[Short task]:
Within the records below, find each line that holds the string "Adobe", then copy it.

(Extracted data entries)
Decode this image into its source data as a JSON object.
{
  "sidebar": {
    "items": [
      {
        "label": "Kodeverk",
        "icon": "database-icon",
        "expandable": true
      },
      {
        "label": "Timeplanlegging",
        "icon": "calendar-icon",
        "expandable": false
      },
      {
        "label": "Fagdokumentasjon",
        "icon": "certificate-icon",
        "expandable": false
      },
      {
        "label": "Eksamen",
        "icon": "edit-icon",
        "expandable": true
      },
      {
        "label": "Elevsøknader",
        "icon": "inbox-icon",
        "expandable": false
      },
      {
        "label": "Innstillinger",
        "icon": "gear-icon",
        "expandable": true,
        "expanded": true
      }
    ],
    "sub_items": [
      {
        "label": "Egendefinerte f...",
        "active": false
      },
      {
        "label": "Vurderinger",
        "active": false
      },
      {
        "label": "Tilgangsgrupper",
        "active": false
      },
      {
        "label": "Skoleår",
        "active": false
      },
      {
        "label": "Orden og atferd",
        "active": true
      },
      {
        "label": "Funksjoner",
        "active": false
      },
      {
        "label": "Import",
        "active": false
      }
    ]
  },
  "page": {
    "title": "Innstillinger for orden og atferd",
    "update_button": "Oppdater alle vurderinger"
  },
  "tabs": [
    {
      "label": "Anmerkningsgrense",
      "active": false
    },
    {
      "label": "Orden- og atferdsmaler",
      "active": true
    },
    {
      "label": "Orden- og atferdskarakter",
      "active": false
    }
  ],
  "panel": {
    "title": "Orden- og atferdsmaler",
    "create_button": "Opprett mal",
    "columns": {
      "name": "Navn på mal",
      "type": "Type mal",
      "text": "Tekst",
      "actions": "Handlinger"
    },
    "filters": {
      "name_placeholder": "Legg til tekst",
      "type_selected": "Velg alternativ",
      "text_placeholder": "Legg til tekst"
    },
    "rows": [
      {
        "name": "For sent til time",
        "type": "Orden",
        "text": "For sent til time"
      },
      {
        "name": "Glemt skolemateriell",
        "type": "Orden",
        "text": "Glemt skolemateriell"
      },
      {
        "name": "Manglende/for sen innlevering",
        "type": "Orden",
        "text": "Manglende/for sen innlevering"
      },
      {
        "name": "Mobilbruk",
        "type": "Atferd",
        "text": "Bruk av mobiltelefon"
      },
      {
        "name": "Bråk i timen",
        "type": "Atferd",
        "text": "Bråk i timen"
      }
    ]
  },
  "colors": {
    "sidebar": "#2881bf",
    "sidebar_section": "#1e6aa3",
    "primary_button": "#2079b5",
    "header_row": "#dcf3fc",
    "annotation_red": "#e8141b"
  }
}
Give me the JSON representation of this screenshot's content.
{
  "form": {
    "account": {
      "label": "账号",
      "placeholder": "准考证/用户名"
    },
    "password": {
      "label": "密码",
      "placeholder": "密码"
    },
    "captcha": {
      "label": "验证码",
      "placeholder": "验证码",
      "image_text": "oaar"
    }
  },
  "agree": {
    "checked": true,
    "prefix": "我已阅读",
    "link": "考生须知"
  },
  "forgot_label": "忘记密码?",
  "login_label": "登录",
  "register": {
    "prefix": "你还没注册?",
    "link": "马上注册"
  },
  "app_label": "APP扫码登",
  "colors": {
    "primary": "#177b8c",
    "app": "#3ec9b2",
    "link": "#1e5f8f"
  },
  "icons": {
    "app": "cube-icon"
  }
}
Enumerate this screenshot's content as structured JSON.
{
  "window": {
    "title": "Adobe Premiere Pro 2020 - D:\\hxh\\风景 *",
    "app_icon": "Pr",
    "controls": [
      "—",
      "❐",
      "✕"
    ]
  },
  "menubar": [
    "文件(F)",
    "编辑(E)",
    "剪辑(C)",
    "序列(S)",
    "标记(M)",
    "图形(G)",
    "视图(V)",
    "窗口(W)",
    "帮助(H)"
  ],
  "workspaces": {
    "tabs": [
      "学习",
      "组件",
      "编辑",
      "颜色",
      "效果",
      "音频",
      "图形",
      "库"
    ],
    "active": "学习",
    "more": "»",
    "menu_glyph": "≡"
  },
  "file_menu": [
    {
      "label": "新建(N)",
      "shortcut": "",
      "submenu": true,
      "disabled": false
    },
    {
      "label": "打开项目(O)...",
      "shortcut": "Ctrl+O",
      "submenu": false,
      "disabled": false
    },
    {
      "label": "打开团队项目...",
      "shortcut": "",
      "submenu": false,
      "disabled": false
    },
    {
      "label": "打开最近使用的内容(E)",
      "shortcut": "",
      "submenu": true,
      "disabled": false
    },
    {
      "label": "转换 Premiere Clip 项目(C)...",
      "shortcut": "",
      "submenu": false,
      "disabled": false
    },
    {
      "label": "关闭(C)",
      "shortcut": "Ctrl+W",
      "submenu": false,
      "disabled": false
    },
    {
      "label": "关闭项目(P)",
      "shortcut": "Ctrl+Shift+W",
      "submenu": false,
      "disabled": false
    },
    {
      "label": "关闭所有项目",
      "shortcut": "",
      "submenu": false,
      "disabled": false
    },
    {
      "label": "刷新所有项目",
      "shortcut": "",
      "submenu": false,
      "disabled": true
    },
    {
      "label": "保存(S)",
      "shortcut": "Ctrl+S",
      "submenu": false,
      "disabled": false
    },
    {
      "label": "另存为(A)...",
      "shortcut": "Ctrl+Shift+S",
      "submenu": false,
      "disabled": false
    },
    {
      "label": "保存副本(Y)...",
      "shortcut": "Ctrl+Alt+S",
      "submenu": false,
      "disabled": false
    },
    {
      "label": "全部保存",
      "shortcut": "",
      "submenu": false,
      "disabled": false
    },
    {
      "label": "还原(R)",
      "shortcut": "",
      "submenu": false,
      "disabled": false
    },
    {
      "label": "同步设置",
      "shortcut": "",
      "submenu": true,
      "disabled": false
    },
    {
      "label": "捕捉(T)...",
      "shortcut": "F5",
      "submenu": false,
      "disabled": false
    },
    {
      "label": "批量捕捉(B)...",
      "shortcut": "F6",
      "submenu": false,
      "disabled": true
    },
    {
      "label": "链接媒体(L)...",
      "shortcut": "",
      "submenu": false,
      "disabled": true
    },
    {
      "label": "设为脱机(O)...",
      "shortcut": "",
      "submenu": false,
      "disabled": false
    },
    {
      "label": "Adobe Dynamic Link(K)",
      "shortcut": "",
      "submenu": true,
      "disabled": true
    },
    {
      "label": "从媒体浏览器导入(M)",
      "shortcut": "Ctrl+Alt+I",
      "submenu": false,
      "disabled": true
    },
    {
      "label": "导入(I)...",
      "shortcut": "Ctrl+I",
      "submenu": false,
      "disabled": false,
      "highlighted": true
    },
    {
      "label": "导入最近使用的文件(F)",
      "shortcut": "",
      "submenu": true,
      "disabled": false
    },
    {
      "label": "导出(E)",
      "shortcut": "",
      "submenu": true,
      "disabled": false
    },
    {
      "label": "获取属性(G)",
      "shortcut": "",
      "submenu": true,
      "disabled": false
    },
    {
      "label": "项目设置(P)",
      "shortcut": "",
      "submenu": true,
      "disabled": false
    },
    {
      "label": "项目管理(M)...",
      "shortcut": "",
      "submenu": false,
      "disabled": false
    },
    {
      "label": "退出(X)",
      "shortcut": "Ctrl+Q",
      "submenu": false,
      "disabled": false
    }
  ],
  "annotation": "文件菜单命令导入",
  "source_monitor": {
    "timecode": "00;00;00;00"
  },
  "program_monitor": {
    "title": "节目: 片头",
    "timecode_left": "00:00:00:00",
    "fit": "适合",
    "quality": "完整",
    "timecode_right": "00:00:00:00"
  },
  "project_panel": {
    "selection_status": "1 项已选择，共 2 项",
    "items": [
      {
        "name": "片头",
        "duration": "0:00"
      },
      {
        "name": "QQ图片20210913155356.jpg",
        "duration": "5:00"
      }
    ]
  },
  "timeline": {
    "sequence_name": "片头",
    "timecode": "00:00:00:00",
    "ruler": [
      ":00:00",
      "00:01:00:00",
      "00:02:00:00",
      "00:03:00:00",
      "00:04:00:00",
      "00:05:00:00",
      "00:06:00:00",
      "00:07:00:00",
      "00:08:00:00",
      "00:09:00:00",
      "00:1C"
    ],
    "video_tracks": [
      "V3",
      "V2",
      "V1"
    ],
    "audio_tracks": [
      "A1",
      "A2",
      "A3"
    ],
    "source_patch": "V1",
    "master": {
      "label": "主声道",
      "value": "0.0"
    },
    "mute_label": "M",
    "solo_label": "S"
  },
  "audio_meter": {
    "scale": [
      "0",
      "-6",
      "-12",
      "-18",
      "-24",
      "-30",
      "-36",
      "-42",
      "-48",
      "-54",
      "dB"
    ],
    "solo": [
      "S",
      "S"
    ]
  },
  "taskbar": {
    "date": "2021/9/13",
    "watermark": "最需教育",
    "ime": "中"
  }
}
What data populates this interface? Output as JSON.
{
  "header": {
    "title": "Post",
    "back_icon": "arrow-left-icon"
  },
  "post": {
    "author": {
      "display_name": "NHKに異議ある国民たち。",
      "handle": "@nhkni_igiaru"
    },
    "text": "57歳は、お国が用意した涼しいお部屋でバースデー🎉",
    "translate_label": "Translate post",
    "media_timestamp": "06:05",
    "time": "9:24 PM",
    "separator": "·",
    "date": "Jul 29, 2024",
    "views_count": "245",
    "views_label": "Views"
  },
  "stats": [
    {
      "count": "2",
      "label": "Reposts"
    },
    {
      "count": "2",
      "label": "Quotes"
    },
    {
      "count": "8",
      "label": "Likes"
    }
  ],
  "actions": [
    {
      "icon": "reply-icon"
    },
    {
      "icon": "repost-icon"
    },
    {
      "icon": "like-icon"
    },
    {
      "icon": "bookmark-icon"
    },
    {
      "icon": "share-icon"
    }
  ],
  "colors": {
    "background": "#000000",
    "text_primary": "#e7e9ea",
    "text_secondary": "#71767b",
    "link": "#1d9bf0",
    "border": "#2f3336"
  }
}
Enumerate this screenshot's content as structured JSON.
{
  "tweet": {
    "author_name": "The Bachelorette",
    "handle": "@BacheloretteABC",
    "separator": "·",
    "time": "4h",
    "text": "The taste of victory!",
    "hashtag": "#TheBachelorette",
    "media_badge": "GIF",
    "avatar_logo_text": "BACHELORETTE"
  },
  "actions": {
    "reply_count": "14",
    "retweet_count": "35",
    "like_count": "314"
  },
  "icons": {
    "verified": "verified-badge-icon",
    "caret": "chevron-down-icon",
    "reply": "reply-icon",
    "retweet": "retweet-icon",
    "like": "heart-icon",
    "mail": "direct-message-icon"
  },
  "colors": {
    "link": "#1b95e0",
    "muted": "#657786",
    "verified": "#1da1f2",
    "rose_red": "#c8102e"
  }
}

[Right answer]:
    "title": "Adobe Premiere Pro 2020 - D:\\hxh\\风景 *",
      "label": "Adobe Dynamic Link(K)",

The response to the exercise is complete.